* BEGIN Information given *

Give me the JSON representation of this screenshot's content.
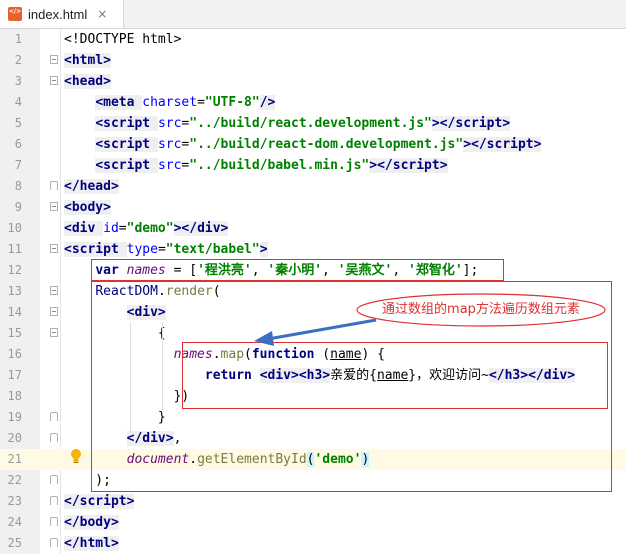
{
  "tab": {
    "filename": "index.html",
    "close": "×",
    "icon": "html-file-icon"
  },
  "current_line": 21,
  "lines": [
    {
      "n": "1"
    },
    {
      "n": "2"
    },
    {
      "n": "3"
    },
    {
      "n": "4"
    },
    {
      "n": "5"
    },
    {
      "n": "6"
    },
    {
      "n": "7"
    },
    {
      "n": "8"
    },
    {
      "n": "9"
    },
    {
      "n": "10"
    },
    {
      "n": "11"
    },
    {
      "n": "12"
    },
    {
      "n": "13"
    },
    {
      "n": "14"
    },
    {
      "n": "15"
    },
    {
      "n": "16"
    },
    {
      "n": "17"
    },
    {
      "n": "18"
    },
    {
      "n": "19"
    },
    {
      "n": "20"
    },
    {
      "n": "21"
    },
    {
      "n": "22"
    },
    {
      "n": "23"
    },
    {
      "n": "24"
    },
    {
      "n": "25"
    }
  ],
  "code": {
    "doctype": "<!DOCTYPE html>",
    "l5_src": "\"../build/react.development.js\"",
    "l6_src": "\"../build/react-dom.development.js\"",
    "l7_src": "\"../build/babel.min.js\"",
    "l8_charset": "\"UTF-8\"",
    "l10_id": "\"demo\"",
    "l11_type": "\"text/babel\"",
    "l12_n1": "'程洪亮'",
    "l12_n2": "'秦小明'",
    "l12_n3": "'吴燕文'",
    "l12_n4": "'郑智化'",
    "l16_name": "name",
    "l17_cn": "亲爱的",
    "l17_tail": "，欢迎访问~",
    "l21_demo": "'demo'"
  },
  "annotation": {
    "text": "通过数组的map方法遍历数组元素"
  },
  "colors": {
    "annotation_red": "#e0302f",
    "tag_navy": "#000080",
    "string_green": "#008000",
    "current_line": "#fffae3"
  }
}
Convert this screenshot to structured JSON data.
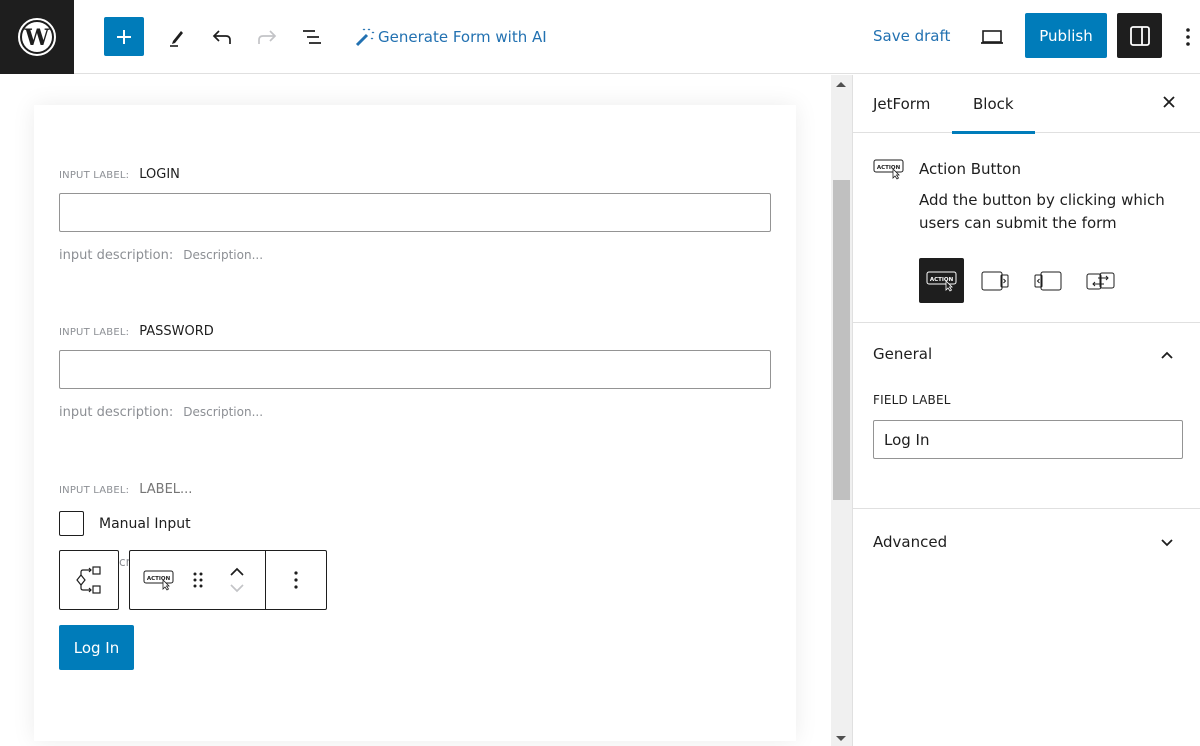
{
  "topbar": {
    "logo": "wordpress-logo",
    "add_block_icon": "plus-icon",
    "tools_icon": "pencil-icon",
    "undo_icon": "undo-icon",
    "redo_icon": "redo-icon",
    "list_view_icon": "list-view-icon",
    "generate_ai_label": "Generate Form with AI",
    "save_draft_label": "Save draft",
    "preview_icon": "laptop-icon",
    "publish_label": "Publish",
    "settings_icon": "sidebar-toggle-icon",
    "options_icon": "more-vertical-icon"
  },
  "form": {
    "fields": [
      {
        "label_key": "INPUT LABEL:",
        "label_value": "LOGIN",
        "input_value": "",
        "desc_key": "input description:",
        "desc_placeholder": "Description..."
      },
      {
        "label_key": "INPUT LABEL:",
        "label_value": "PASSWORD",
        "input_value": "",
        "desc_key": "input description:",
        "desc_placeholder": "Description..."
      },
      {
        "label_key": "INPUT LABEL:",
        "label_placeholder": "LABEL..."
      }
    ],
    "checkbox": {
      "label": "Manual Input",
      "checked": false
    },
    "hidden_text_fragment": "cri",
    "block_toolbar": {
      "transform_icon": "conditional-branch-icon",
      "block_type_icon": "action-button-icon",
      "block_type_text": "ACTION",
      "drag_icon": "drag-handle-icon",
      "move_up_icon": "chevron-up-icon",
      "move_down_icon": "chevron-down-icon",
      "more_icon": "more-vertical-icon"
    },
    "submit_button_label": "Log In"
  },
  "scrollbar": {
    "position_fraction": 0.16,
    "visible_fraction": 0.48
  },
  "sidebar": {
    "tabs": [
      {
        "label": "JetForm",
        "active": false
      },
      {
        "label": "Block",
        "active": true
      }
    ],
    "close_icon": "close-icon",
    "block": {
      "icon": "action-button-icon",
      "icon_text": "ACTION",
      "title": "Action Button",
      "description": "Add the button by clicking which users can submit the form",
      "variations": [
        {
          "name": "action-button",
          "active": true
        },
        {
          "name": "next-page",
          "active": false
        },
        {
          "name": "prev-page",
          "active": false
        },
        {
          "name": "change-render-state",
          "active": false
        }
      ]
    },
    "panels": {
      "general": {
        "title": "General",
        "expanded": true,
        "field_label_title": "FIELD LABEL",
        "field_label_value": "Log In"
      },
      "advanced": {
        "title": "Advanced",
        "expanded": false
      }
    }
  },
  "colors": {
    "accent": "#007cba",
    "link": "#2271b1",
    "dark": "#1e1e1e",
    "muted": "#8c8f94"
  }
}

* END Information given *

### Exercise requirements
Print each of the records above exactly as written, leaving no picture in the copy.

### Task output
Give me the JSON representation of this screenshot's content.
{
  "tab": {
    "filename": "index.html",
    "close": "×",
    "icon": "html-file-icon"
  },
  "current_line": 21,
  "lines": [
    {
      "n": "1"
    },
    {
      "n": "2"
    },
    {
      "n": "3"
    },
    {
      "n": "4"
    },
    {
      "n": "5"
    },
    {
      "n": "6"
    },
    {
      "n": "7"
    },
    {
      "n": "8"
    },
    {
      "n": "9"
    },
    {
      "n": "10"
    },
    {
      "n": "11"
    },
    {
      "n": "12"
    },
    {
      "n": "13"
    },
    {
      "n": "14"
    },
    {
      "n": "15"
    },
    {
      "n": "16"
    },
    {
      "n": "17"
    },
    {
      "n": "18"
    },
    {
      "n": "19"
    },
    {
      "n": "20"
    },
    {
      "n": "21"
    },
    {
      "n": "22"
    },
    {
      "n": "23"
    },
    {
      "n": "24"
    },
    {
      "n": "25"
    }
  ],
  "code": {
    "doctype": "<!DOCTYPE html>",
    "l5_src": "\"../build/react.development.js\"",
    "l6_src": "\"../build/react-dom.development.js\"",
    "l7_src": "\"../build/babel.min.js\"",
    "l8_charset": "\"UTF-8\"",
    "l10_id": "\"demo\"",
    "l11_type": "\"text/babel\"",
    "l12_n1": "'程洪亮'",
    "l12_n2": "'秦小明'",
    "l12_n3": "'吴燕文'",
    "l12_n4": "'郑智化'",
    "l16_name": "name",
    "l17_cn": "亲爱的",
    "l17_tail": "，欢迎访问~",
    "l21_demo": "'demo'"
  },
  "annotation": {
    "text": "通过数组的map方法遍历数组元素"
  },
  "colors": {
    "annotation_red": "#e0302f",
    "tag_navy": "#000080",
    "string_green": "#008000",
    "current_line": "#fffae3"
  }
}
Convert this screenshot to structured JSON data.
{
  "topbar": {
    "logo": "wordpress-logo",
    "add_block_icon": "plus-icon",
    "tools_icon": "pencil-icon",
    "undo_icon": "undo-icon",
    "redo_icon": "redo-icon",
    "list_view_icon": "list-view-icon",
    "generate_ai_label": "Generate Form with AI",
    "save_draft_label": "Save draft",
    "preview_icon": "laptop-icon",
    "publish_label": "Publish",
    "settings_icon": "sidebar-toggle-icon",
    "options_icon": "more-vertical-icon"
  },
  "form": {
    "fields": [
      {
        "label_key": "INPUT LABEL:",
        "label_value": "LOGIN",
        "input_value": "",
        "desc_key": "input description:",
        "desc_placeholder": "Description..."
      },
      {
        "label_key": "INPUT LABEL:",
        "label_value": "PASSWORD",
        "input_value": "",
        "desc_key": "input description:",
        "desc_placeholder": "Description..."
      },
      {
        "label_key": "INPUT LABEL:",
        "label_placeholder": "LABEL..."
      }
    ],
    "checkbox": {
      "label": "Manual Input",
      "checked": false
    },
    "hidden_text_fragment": "cri",
    "block_toolbar": {
      "transform_icon": "conditional-branch-icon",
      "block_type_icon": "action-button-icon",
      "block_type_text": "ACTION",
      "drag_icon": "drag-handle-icon",
      "move_up_icon": "chevron-up-icon",
      "move_down_icon": "chevron-down-icon",
      "more_icon": "more-vertical-icon"
    },
    "submit_button_label": "Log In"
  },
  "scrollbar": {
    "position_fraction": 0.16,
    "visible_fraction": 0.48
  },
  "sidebar": {
    "tabs": [
      {
        "label": "JetForm",
        "active": false
      },
      {
        "label": "Block",
        "active": true
      }
    ],
    "close_icon": "close-icon",
    "block": {
      "icon": "action-button-icon",
      "icon_text": "ACTION",
      "title": "Action Button",
      "description": "Add the button by clicking which users can submit the form",
      "variations": [
        {
          "name": "action-button",
          "active": true
        },
        {
          "name": "next-page",
          "active": false
        },
        {
          "name": "prev-page",
          "active": false
        },
        {
          "name": "change-render-state",
          "active": false
        }
      ]
    },
    "panels": {
      "general": {
        "title": "General",
        "expanded": true,
        "field_label_title": "FIELD LABEL",
        "field_label_value": "Log In"
      },
      "advanced": {
        "title": "Advanced",
        "expanded": false
      }
    }
  },
  "colors": {
    "accent": "#007cba",
    "link": "#2271b1",
    "dark": "#1e1e1e",
    "muted": "#8c8f94"
  }
}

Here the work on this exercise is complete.